● **Aim**
Gather up every line that includes the string "Shift".
BEGIN Data rows
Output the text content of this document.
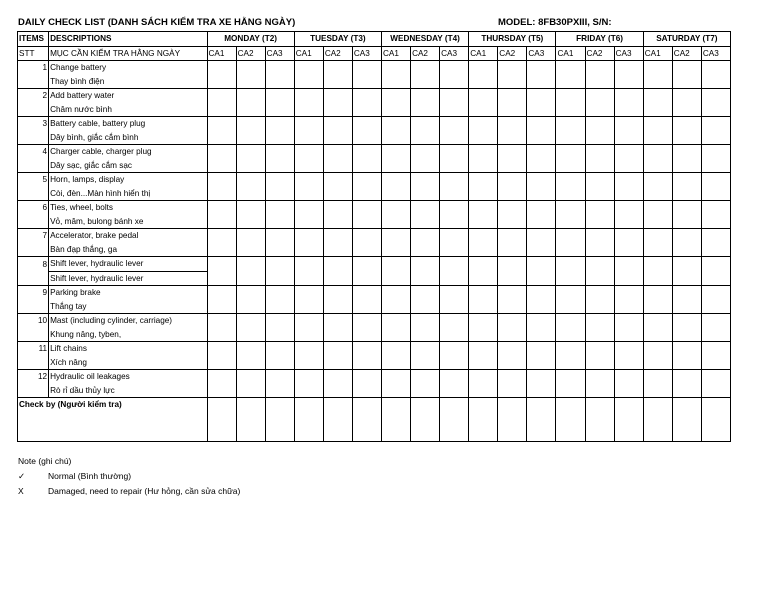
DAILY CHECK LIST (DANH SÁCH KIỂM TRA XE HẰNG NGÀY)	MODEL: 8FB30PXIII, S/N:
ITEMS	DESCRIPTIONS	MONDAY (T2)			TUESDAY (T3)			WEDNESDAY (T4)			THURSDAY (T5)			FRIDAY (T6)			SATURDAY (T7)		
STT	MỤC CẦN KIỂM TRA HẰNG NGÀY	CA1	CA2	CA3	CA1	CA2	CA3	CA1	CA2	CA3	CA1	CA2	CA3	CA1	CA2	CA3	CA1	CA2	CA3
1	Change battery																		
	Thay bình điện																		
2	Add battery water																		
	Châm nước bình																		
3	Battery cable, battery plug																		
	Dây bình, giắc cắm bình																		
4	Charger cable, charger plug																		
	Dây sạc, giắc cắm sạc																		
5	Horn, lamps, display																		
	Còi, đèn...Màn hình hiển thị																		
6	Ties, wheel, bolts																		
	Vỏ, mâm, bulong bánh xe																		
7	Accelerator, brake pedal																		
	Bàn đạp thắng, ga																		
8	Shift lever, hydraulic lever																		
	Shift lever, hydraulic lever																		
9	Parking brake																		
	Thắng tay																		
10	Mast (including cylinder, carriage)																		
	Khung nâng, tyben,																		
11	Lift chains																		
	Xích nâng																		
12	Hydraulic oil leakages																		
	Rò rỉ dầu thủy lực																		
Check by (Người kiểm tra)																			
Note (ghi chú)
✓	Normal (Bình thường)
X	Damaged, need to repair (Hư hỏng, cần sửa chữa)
END Data rows
BEGIN Data rows
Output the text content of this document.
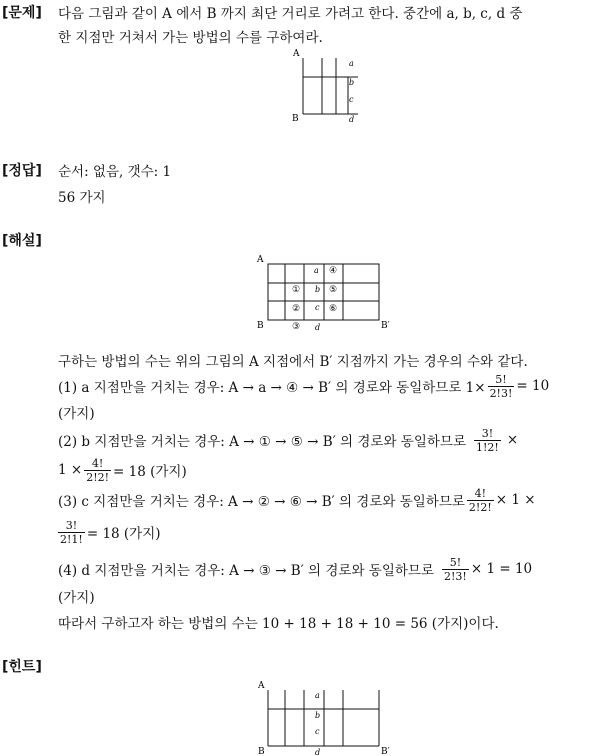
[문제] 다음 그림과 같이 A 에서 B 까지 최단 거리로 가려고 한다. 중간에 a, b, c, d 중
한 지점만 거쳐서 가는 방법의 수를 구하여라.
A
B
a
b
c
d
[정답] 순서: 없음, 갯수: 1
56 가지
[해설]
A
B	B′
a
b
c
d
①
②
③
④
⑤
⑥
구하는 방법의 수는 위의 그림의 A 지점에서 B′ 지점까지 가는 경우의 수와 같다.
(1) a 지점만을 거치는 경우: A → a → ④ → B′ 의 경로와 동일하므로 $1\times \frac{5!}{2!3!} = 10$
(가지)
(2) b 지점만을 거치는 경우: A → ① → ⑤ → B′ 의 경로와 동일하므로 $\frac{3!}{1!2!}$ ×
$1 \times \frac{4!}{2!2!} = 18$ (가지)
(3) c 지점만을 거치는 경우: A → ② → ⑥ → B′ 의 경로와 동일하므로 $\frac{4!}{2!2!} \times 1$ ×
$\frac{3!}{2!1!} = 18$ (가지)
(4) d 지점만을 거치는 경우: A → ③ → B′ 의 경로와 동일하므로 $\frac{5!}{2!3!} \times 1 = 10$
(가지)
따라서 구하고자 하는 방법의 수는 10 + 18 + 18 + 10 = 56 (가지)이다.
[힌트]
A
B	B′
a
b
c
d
END Data rows
● **Exercise response**
8	Shift lever, hydraulic lever																		
	Shift lever, hydraulic lever																		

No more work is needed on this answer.